Set task ::
Using the records below, report how many lines hold "reduction", with no extra text.
## start Rows
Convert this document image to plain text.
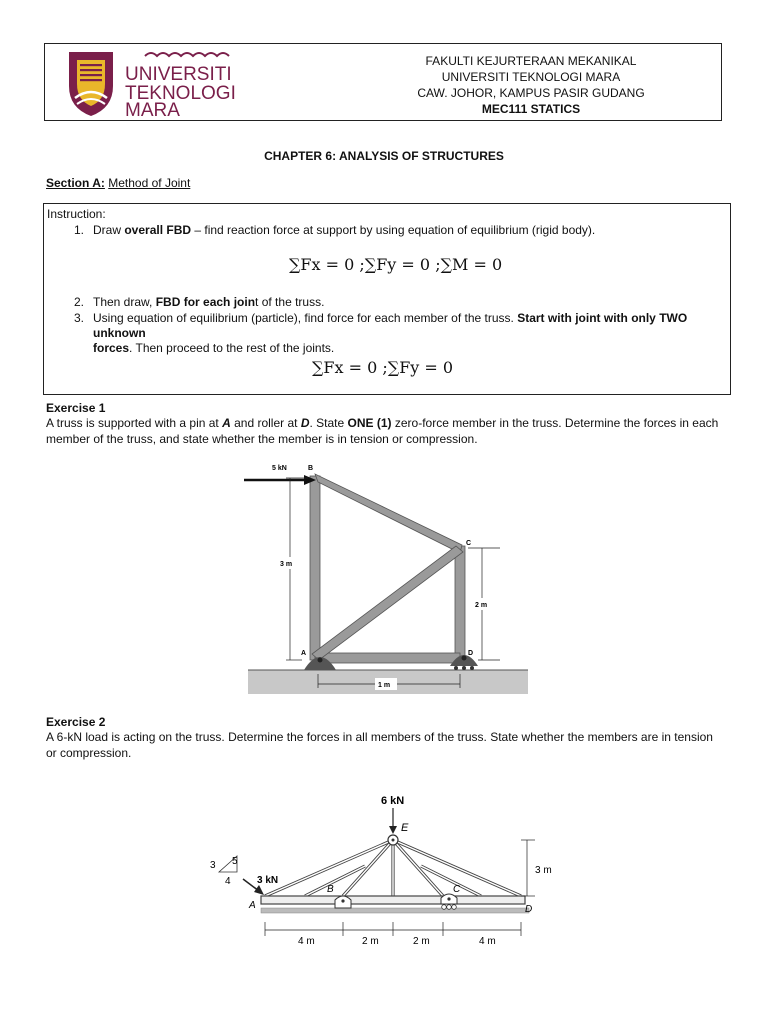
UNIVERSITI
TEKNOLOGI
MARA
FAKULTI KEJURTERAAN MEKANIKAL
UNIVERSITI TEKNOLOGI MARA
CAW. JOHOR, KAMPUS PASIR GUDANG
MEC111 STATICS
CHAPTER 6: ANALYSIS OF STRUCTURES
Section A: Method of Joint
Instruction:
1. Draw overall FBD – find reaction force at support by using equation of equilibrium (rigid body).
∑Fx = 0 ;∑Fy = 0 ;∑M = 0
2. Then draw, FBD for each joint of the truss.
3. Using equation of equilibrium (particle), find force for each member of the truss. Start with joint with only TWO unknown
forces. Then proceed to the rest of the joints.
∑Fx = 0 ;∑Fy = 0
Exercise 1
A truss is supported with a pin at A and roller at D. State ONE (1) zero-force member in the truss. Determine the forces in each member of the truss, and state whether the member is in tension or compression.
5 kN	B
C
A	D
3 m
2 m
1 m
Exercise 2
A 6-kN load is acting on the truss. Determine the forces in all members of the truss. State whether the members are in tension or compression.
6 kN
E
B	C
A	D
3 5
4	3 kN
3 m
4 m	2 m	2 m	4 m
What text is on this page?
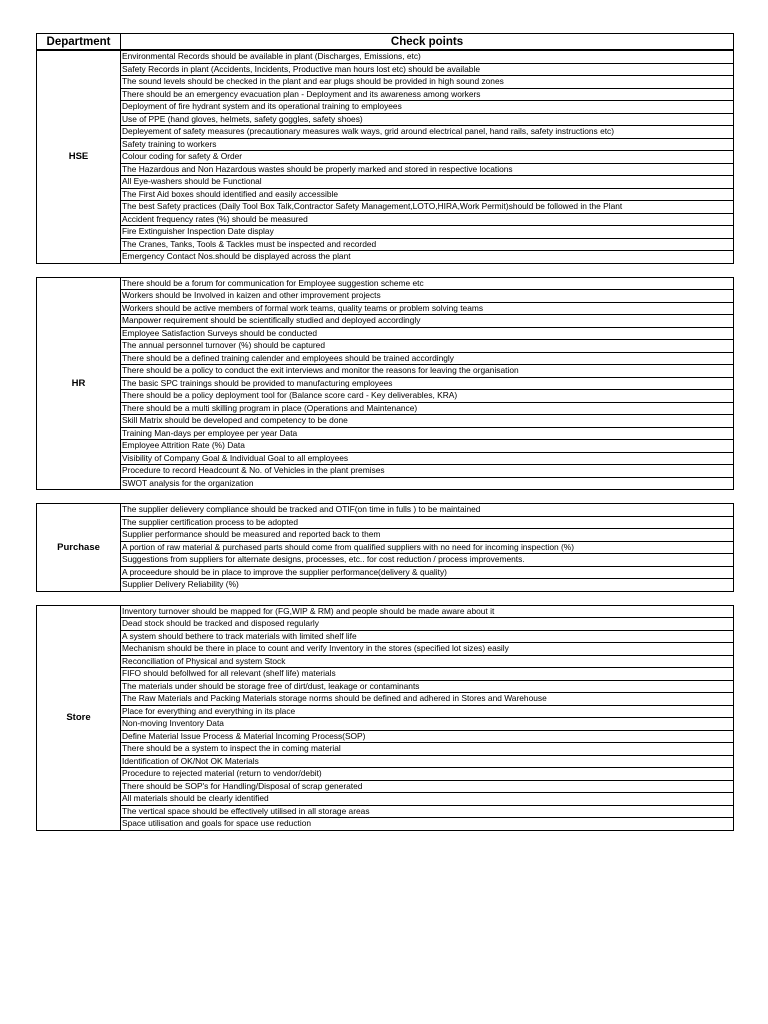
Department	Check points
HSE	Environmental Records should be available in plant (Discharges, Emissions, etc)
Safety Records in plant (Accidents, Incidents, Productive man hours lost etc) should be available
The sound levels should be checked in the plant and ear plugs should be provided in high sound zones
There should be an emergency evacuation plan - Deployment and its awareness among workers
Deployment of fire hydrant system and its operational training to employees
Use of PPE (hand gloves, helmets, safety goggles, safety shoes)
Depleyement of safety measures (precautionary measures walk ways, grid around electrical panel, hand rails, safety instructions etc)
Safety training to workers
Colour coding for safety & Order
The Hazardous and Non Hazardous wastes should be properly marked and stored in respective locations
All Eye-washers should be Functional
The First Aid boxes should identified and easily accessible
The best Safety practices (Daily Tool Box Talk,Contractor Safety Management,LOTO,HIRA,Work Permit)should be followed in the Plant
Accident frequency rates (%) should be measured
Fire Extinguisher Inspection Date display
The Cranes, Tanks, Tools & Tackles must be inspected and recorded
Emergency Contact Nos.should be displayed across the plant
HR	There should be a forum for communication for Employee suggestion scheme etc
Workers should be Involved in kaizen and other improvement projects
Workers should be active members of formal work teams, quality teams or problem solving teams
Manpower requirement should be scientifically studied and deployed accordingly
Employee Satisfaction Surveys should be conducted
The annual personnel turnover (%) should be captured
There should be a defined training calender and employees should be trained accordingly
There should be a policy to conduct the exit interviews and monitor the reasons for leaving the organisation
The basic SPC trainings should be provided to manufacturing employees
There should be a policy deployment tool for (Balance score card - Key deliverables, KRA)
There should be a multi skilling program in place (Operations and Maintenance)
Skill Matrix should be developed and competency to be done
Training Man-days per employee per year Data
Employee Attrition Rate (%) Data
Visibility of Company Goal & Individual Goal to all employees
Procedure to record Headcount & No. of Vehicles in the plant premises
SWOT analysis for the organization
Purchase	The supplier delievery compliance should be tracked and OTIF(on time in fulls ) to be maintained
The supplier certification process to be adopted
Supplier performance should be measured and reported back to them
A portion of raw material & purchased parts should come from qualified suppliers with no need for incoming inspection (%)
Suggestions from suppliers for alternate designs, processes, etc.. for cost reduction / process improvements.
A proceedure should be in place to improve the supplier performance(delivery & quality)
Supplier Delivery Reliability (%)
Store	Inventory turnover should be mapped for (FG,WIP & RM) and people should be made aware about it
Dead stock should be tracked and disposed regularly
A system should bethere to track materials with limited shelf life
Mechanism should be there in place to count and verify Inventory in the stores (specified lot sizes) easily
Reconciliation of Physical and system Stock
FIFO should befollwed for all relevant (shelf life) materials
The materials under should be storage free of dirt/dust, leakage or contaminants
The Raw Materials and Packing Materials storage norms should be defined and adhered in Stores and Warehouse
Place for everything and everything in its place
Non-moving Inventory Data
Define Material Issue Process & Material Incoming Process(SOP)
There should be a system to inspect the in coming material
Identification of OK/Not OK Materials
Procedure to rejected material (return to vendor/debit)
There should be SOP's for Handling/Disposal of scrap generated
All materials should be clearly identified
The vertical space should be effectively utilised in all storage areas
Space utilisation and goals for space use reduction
## end Rows
Solution to this exercise ::
2